(Dataset records)
---+---
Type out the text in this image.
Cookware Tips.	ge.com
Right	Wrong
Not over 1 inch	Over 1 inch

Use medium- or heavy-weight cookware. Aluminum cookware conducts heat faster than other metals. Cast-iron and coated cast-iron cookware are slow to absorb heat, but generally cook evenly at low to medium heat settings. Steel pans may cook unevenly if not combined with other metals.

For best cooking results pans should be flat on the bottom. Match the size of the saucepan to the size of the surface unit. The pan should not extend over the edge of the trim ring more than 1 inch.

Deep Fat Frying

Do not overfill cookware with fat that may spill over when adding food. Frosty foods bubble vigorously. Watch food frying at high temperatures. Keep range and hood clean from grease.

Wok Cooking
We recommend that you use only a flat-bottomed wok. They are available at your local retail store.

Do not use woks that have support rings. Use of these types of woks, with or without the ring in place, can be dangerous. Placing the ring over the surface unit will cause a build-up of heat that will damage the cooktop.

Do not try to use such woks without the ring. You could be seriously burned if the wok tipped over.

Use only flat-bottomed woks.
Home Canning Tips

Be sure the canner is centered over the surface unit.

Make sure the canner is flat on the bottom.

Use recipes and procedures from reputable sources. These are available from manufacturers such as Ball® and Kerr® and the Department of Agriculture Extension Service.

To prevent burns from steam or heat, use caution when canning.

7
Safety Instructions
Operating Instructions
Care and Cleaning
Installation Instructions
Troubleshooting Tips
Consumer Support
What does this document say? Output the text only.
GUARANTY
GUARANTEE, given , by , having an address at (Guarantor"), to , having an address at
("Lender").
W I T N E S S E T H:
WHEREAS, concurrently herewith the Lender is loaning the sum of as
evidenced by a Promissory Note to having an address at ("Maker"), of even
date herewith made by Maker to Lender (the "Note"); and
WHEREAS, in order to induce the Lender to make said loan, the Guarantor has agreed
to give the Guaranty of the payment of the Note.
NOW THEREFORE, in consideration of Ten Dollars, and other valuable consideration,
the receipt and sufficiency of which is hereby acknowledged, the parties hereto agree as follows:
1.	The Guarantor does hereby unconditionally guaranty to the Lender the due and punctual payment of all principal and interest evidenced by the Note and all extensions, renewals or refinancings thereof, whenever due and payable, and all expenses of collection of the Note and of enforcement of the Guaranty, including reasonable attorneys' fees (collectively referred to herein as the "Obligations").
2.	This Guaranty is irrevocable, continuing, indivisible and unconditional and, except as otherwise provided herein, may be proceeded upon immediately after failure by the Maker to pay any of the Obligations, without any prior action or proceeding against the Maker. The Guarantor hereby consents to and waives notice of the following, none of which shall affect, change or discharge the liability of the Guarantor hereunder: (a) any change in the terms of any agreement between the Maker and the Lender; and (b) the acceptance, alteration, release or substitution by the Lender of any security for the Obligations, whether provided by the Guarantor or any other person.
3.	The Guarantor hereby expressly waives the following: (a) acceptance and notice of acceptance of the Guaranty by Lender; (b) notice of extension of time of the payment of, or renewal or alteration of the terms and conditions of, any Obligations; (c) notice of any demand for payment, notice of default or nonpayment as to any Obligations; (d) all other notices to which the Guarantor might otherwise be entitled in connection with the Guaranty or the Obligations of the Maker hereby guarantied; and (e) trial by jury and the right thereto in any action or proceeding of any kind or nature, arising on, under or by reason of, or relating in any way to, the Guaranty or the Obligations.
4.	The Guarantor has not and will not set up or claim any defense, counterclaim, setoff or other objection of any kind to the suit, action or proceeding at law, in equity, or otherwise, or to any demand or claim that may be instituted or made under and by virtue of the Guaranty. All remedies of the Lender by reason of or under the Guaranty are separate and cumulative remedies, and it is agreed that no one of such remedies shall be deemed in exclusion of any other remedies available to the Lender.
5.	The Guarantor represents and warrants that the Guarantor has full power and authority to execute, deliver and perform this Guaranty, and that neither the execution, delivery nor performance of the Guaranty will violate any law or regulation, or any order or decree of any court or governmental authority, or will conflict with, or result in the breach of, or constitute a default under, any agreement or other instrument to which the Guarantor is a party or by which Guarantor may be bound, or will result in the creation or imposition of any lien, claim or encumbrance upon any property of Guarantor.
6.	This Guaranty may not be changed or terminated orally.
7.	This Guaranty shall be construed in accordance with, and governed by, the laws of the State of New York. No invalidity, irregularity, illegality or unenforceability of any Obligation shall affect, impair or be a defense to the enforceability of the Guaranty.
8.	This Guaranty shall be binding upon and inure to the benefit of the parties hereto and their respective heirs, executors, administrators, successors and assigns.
---+---
> [Given problem] Review the material and copy each line in which the word "having" appears.

> [Worked answer]
GUARANTEE, given , by , having an address at (Guarantor"), to , having an address at
evidenced by a Promissory Note to having an address at ("Maker"), of even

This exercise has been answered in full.